▸ Records provided:
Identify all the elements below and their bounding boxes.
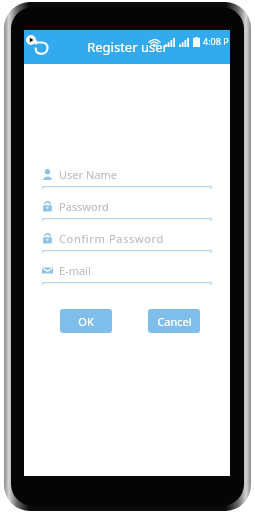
staticText: User Name	[59, 167, 117, 182]
button[interactable]: Back	[24, 30, 58, 64]
button[interactable]: User Name	[42, 166, 212, 189]
staticText: Confirm Password	[59, 231, 165, 246]
button[interactable]: Password	[42, 198, 212, 221]
staticText: E-mail	[59, 263, 91, 278]
staticText: OK	[78, 314, 94, 329]
button[interactable]: Confirm Password	[42, 230, 212, 253]
button[interactable]: OK	[60, 309, 112, 333]
button[interactable]: Cancel	[148, 309, 200, 333]
button[interactable]: E-mail	[42, 262, 212, 285]
staticText: Password	[59, 199, 109, 214]
staticText: Cancel	[157, 314, 192, 329]
staticText: 4:08 P	[203, 35, 229, 47]
staticText: Register user	[87, 38, 168, 56]
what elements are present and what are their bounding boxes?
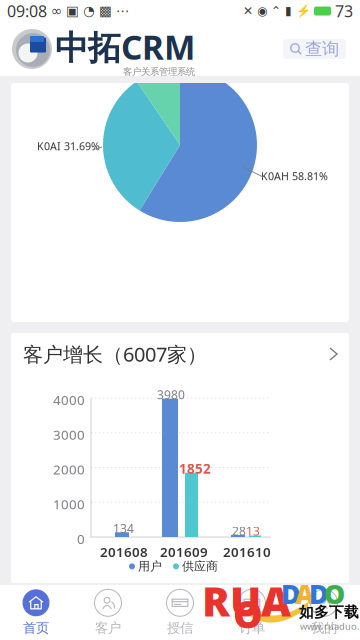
staticText: 13 xyxy=(246,523,260,539)
staticText: ✕ ◉ ⌃ ▮ ⚡ xyxy=(243,4,311,18)
button[interactable]: 首页 xyxy=(0,585,72,640)
staticText: 201608 xyxy=(100,543,148,561)
staticText: 用户 xyxy=(138,559,162,574)
staticText: 201609 xyxy=(160,543,208,561)
staticText: 客户关系管理系统 xyxy=(123,66,195,77)
staticText: 查询 xyxy=(305,38,339,60)
staticText: 3000 xyxy=(53,426,85,444)
staticText: O xyxy=(324,576,345,611)
staticText: 客户增长（6007家） xyxy=(23,341,207,367)
staticText: www.ruaduo.com xyxy=(300,620,360,632)
staticText: 如多下载网 xyxy=(299,603,360,621)
staticText: 1852 xyxy=(179,460,211,477)
staticText: 供应商 xyxy=(182,559,218,574)
staticText: 73 xyxy=(331,0,353,22)
staticText: ∞ ▣ ◔ ▩ ⋯ xyxy=(47,3,129,18)
staticText: 2000 xyxy=(53,460,85,478)
staticText: A xyxy=(295,576,314,611)
staticText: K0AH 58.81% xyxy=(261,169,328,183)
staticText: 0 xyxy=(77,530,85,548)
button[interactable]: 客户增长（6007家） xyxy=(11,333,349,375)
staticText: 首页 xyxy=(23,620,49,636)
staticText: 授信 xyxy=(167,620,193,636)
staticText: 我的 xyxy=(311,620,337,636)
button[interactable]: 我的 xyxy=(288,585,360,640)
staticText: 3980 xyxy=(157,387,185,403)
staticText: 134 xyxy=(113,520,134,536)
staticText: 201610 xyxy=(223,543,271,561)
button[interactable]: 客户 xyxy=(72,585,144,640)
staticText: 4000 xyxy=(53,391,85,409)
staticText: 09:08 xyxy=(7,0,47,22)
button[interactable]: 订单 xyxy=(216,585,288,640)
staticText: 1000 xyxy=(53,495,85,513)
staticText: D xyxy=(281,576,301,611)
button[interactable]: 查询 xyxy=(283,39,346,59)
button[interactable]: 授信 xyxy=(144,585,216,640)
staticText: 客户 xyxy=(95,620,121,636)
staticText: 28 xyxy=(232,523,246,539)
staticText: RUA xyxy=(202,573,291,628)
staticText: 订单 xyxy=(239,620,265,636)
staticText: O xyxy=(233,589,263,639)
staticText: K0AI 31.69% xyxy=(37,139,100,153)
staticText: D xyxy=(309,576,329,611)
staticText: 中拓CRM xyxy=(55,25,195,69)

▸ Task prompt:
Return all of the items above line for line, without changing anything, and leave out the pictures.

▸ Task result:
Identify all the elements below and their bounding boxes.
staticText: User Name	[59, 167, 117, 182]
button[interactable]: Back	[24, 30, 58, 64]
button[interactable]: User Name	[42, 166, 212, 189]
staticText: Confirm Password	[59, 231, 165, 246]
button[interactable]: Password	[42, 198, 212, 221]
staticText: E-mail	[59, 263, 91, 278]
staticText: OK	[78, 314, 94, 329]
button[interactable]: Confirm Password	[42, 230, 212, 253]
button[interactable]: OK	[60, 309, 112, 333]
button[interactable]: Cancel	[148, 309, 200, 333]
button[interactable]: E-mail	[42, 262, 212, 285]
staticText: Password	[59, 199, 109, 214]
staticText: Cancel	[157, 314, 192, 329]
staticText: 4:08 P	[203, 35, 229, 47]
staticText: Register user	[87, 38, 168, 56]
what elements are present and what are their bounding boxes?
staticText: 13 xyxy=(246,523,260,539)
staticText: ✕ ◉ ⌃ ▮ ⚡ xyxy=(243,4,311,18)
button[interactable]: 首页 xyxy=(0,585,72,640)
staticText: 201608 xyxy=(100,543,148,561)
staticText: 用户 xyxy=(138,559,162,574)
staticText: 201609 xyxy=(160,543,208,561)
staticText: 客户关系管理系统 xyxy=(123,66,195,77)
staticText: 查询 xyxy=(305,38,339,60)
staticText: 3000 xyxy=(53,426,85,444)
staticText: O xyxy=(324,576,345,611)
staticText: 客户增长（6007家） xyxy=(23,341,207,367)
staticText: www.ruaduo.com xyxy=(300,620,360,632)
staticText: 如多下载网 xyxy=(299,603,360,621)
staticText: 1852 xyxy=(179,460,211,477)
staticText: 供应商 xyxy=(182,559,218,574)
staticText: 73 xyxy=(331,0,353,22)
staticText: ∞ ▣ ◔ ▩ ⋯ xyxy=(47,3,129,18)
staticText: 2000 xyxy=(53,460,85,478)
staticText: A xyxy=(295,576,314,611)
staticText: K0AH 58.81% xyxy=(261,169,328,183)
staticText: 0 xyxy=(77,530,85,548)
button[interactable]: 客户增长（6007家） xyxy=(11,333,349,375)
staticText: 首页 xyxy=(23,620,49,636)
staticText: 授信 xyxy=(167,620,193,636)
staticText: 我的 xyxy=(311,620,337,636)
button[interactable]: 我的 xyxy=(288,585,360,640)
staticText: 3980 xyxy=(157,387,185,403)
staticText: 134 xyxy=(113,520,134,536)
staticText: 201610 xyxy=(223,543,271,561)
button[interactable]: 客户 xyxy=(72,585,144,640)
staticText: 4000 xyxy=(53,391,85,409)
staticText: 09:08 xyxy=(7,0,47,22)
button[interactable]: 订单 xyxy=(216,585,288,640)
staticText: 1000 xyxy=(53,495,85,513)
staticText: D xyxy=(281,576,301,611)
button[interactable]: 查询 xyxy=(283,39,346,59)
button[interactable]: 授信 xyxy=(144,585,216,640)
staticText: 客户 xyxy=(95,620,121,636)
staticText: 28 xyxy=(232,523,246,539)
staticText: RUA xyxy=(202,573,291,628)
staticText: 订单 xyxy=(239,620,265,636)
staticText: O xyxy=(233,589,263,639)
staticText: K0AI 31.69% xyxy=(37,139,100,153)
staticText: D xyxy=(309,576,329,611)
staticText: 中拓CRM xyxy=(55,25,195,69)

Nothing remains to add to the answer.